BEGIN
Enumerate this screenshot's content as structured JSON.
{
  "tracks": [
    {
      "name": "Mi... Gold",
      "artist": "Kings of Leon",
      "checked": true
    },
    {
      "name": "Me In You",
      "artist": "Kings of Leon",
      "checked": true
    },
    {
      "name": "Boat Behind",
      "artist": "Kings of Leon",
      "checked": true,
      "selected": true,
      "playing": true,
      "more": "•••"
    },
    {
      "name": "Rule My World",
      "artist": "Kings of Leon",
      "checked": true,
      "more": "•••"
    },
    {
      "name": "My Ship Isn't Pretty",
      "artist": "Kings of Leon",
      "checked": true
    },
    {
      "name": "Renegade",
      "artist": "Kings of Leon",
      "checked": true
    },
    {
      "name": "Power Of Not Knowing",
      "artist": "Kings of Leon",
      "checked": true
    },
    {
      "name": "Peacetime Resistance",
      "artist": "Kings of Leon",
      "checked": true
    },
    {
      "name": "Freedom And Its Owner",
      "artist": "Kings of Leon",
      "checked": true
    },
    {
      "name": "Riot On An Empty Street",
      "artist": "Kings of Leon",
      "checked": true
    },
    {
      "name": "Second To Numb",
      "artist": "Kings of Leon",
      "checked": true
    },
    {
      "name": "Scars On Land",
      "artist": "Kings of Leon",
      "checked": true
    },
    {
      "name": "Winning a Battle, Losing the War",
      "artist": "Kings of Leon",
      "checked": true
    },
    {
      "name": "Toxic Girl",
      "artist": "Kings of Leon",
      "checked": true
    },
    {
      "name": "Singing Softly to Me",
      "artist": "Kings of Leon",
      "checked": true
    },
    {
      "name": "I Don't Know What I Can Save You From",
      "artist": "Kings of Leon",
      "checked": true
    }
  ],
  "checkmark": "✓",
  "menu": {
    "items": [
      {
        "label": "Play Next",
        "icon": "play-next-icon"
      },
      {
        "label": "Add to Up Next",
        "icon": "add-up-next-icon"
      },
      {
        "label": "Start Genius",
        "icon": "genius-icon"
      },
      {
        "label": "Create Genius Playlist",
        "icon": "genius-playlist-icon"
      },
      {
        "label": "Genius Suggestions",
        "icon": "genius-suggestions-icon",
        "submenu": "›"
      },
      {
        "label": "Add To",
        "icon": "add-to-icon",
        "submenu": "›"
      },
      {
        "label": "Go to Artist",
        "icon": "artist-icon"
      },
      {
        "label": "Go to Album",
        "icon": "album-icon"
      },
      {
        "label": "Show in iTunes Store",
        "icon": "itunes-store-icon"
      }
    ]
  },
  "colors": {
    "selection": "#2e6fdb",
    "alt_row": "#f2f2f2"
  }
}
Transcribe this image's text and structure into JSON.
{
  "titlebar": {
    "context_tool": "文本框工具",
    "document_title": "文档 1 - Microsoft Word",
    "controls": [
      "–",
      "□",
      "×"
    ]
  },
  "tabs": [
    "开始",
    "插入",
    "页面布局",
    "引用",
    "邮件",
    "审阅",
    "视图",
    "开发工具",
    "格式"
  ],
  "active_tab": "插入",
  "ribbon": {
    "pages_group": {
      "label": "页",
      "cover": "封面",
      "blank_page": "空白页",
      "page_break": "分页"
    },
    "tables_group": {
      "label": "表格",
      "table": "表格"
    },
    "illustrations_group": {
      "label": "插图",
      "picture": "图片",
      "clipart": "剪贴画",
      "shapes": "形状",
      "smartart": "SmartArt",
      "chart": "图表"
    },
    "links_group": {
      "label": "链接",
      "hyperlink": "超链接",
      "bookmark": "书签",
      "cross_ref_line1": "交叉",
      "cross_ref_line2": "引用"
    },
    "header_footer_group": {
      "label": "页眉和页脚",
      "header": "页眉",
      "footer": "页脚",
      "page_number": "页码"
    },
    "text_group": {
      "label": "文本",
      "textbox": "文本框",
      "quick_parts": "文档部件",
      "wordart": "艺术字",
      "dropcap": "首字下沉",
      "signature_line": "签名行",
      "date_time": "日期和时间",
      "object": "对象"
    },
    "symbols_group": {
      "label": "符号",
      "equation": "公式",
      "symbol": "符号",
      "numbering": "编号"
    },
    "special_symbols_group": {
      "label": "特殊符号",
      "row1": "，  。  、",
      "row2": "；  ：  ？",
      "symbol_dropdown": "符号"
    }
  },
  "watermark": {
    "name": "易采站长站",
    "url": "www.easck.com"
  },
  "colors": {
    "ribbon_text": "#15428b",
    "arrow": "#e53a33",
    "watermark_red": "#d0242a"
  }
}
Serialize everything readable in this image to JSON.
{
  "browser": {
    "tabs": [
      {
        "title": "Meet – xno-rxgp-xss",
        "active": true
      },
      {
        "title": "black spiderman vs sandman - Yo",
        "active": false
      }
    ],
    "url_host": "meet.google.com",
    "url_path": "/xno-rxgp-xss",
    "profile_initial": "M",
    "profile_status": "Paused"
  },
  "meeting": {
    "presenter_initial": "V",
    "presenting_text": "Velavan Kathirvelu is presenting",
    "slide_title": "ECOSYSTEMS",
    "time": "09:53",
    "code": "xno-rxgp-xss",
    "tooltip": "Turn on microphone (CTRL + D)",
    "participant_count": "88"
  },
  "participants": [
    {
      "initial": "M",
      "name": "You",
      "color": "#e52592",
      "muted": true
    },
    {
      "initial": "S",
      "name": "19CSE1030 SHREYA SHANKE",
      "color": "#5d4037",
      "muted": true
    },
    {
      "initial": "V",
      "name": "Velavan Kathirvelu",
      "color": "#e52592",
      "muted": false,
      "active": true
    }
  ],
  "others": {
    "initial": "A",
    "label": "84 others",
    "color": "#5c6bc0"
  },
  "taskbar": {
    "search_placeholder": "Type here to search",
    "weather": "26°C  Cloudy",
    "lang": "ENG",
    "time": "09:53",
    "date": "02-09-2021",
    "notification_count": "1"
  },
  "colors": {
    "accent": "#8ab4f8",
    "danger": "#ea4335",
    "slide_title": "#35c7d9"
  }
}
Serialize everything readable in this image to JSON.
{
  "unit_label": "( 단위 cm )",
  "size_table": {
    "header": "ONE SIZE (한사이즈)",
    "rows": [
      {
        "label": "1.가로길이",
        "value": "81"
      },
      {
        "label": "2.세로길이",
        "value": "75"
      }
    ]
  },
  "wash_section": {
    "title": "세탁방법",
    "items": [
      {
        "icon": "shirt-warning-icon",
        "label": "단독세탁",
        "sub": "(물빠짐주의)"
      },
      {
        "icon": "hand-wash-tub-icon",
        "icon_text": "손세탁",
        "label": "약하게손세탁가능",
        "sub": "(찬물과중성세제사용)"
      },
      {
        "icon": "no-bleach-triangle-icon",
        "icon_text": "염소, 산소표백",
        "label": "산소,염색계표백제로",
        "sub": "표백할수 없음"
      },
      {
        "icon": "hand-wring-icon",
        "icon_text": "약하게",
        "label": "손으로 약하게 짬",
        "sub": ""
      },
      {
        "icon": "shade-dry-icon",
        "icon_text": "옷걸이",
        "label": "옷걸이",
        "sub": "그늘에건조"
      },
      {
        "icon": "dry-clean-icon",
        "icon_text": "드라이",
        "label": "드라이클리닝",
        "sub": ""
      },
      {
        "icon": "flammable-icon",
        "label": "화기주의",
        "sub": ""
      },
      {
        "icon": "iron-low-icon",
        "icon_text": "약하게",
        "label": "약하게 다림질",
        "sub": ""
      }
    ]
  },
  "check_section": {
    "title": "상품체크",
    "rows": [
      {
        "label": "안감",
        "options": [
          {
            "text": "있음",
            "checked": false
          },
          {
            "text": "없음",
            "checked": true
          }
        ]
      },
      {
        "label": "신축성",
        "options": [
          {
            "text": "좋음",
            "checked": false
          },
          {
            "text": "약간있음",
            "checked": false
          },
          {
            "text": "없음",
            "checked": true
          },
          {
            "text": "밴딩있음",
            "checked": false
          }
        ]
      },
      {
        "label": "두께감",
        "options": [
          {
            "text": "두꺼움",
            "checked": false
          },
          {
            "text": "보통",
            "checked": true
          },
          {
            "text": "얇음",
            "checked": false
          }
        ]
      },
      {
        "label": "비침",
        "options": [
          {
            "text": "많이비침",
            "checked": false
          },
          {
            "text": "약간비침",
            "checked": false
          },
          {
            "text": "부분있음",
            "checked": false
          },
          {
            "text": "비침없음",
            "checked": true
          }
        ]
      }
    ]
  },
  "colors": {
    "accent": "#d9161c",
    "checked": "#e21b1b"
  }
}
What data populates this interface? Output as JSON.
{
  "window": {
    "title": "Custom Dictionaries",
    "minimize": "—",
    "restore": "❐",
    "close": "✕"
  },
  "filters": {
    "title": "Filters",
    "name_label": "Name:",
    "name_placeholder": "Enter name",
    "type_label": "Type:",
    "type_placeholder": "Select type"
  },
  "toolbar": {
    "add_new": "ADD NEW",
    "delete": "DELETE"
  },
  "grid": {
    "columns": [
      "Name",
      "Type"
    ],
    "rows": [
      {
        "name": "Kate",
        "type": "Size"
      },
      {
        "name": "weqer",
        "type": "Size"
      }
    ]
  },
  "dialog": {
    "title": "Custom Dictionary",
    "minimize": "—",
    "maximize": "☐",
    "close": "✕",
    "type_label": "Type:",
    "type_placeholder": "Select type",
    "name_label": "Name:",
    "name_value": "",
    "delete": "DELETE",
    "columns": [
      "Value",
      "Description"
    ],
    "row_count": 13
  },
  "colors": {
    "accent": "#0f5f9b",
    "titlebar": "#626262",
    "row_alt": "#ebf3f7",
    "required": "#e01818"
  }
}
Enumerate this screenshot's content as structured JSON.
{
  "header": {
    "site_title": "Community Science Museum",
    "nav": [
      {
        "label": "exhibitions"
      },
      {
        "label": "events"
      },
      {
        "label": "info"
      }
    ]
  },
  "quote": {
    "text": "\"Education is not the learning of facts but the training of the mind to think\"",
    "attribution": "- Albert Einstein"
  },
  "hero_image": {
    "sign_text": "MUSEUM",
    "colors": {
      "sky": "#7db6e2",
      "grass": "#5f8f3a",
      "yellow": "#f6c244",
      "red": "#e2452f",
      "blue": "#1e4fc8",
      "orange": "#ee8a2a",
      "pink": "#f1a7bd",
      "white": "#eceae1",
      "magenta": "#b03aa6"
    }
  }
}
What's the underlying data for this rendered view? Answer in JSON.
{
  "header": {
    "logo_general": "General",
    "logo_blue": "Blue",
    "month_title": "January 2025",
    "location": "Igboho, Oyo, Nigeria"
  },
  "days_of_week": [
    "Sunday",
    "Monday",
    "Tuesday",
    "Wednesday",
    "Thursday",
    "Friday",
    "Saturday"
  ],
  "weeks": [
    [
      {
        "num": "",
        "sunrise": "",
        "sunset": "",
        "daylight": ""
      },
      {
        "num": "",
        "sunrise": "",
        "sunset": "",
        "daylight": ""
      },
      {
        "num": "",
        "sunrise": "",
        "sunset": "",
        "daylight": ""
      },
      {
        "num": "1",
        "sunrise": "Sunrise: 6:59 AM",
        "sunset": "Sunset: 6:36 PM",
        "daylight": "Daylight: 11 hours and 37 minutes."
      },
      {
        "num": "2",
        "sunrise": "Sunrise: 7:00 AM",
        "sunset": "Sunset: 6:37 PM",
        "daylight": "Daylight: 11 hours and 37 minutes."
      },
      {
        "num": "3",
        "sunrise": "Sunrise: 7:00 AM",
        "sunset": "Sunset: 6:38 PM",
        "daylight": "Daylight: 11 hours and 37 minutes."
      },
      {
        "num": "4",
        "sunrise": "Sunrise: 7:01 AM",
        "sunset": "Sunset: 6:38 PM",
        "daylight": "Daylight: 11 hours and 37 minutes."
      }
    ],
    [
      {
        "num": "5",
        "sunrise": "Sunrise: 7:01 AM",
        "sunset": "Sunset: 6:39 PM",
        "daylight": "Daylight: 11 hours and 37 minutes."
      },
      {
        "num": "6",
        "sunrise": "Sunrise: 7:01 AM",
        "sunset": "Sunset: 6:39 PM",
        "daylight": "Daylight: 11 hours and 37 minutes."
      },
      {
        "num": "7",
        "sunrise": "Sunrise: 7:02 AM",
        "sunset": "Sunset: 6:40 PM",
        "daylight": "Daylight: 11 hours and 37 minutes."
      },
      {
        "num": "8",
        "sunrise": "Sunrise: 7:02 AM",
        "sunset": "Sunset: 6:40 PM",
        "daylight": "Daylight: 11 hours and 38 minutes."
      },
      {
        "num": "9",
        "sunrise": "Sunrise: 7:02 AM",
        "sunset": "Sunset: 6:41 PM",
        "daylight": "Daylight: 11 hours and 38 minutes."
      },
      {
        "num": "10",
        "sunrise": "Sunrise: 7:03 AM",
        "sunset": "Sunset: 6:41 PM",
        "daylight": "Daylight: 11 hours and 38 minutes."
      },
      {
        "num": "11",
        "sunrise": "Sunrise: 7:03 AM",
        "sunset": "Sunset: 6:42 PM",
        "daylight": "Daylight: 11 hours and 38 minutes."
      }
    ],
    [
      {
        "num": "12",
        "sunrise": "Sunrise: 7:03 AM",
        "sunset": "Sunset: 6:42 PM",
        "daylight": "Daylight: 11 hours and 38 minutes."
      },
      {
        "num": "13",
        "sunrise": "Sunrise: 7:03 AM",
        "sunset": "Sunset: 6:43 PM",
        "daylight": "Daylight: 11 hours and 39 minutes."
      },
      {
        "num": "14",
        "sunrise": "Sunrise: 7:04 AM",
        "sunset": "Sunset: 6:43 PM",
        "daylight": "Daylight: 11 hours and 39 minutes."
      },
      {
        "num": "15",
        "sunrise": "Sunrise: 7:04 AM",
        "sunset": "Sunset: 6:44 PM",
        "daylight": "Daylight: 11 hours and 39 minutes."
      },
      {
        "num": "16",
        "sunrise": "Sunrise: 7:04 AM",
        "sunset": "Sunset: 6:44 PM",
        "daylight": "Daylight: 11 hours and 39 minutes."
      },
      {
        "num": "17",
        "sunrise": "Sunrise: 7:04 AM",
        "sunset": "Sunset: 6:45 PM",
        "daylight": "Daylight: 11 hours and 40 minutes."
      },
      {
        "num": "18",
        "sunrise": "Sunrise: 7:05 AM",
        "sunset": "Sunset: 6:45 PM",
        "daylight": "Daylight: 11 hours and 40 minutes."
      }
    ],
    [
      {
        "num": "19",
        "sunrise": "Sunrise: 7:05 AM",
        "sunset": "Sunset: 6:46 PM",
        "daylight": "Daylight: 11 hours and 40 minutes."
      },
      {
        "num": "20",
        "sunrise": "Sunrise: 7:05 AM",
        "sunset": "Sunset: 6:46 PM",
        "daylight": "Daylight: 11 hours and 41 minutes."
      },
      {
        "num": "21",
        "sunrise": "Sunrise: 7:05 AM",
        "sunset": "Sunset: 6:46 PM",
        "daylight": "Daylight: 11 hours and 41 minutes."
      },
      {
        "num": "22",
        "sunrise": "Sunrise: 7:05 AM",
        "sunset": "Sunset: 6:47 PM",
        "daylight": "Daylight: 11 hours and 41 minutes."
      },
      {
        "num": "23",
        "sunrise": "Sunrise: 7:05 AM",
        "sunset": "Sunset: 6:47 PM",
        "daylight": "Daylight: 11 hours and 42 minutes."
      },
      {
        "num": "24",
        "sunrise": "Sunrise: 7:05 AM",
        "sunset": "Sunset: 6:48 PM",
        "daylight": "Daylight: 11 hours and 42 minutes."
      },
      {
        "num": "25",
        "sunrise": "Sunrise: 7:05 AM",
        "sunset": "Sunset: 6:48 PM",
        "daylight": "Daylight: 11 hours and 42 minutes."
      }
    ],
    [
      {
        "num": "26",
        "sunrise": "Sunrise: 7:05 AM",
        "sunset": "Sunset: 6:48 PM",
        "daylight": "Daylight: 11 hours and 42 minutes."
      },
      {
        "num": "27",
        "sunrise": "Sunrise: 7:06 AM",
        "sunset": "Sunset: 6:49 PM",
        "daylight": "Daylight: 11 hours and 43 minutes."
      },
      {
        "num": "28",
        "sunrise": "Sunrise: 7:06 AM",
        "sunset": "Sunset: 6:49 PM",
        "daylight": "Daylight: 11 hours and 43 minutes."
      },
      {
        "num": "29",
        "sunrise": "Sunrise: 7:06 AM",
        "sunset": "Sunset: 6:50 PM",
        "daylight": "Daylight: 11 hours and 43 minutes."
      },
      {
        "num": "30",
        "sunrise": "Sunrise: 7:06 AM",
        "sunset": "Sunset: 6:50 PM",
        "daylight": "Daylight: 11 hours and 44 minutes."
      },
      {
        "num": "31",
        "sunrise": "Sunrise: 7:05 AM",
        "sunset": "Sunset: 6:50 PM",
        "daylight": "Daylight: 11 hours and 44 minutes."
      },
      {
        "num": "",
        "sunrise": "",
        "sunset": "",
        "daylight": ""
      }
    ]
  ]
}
END
INSTRUCTIONS TO FOLLOW → Go through the entries and return each line where the word "rxgp" appears.

EXERCISE OUTPUT →
        "title": "Meet – xno-rxgp-xss",
    "url_path": "/xno-rxgp-xss",
    "code": "xno-rxgp-xss",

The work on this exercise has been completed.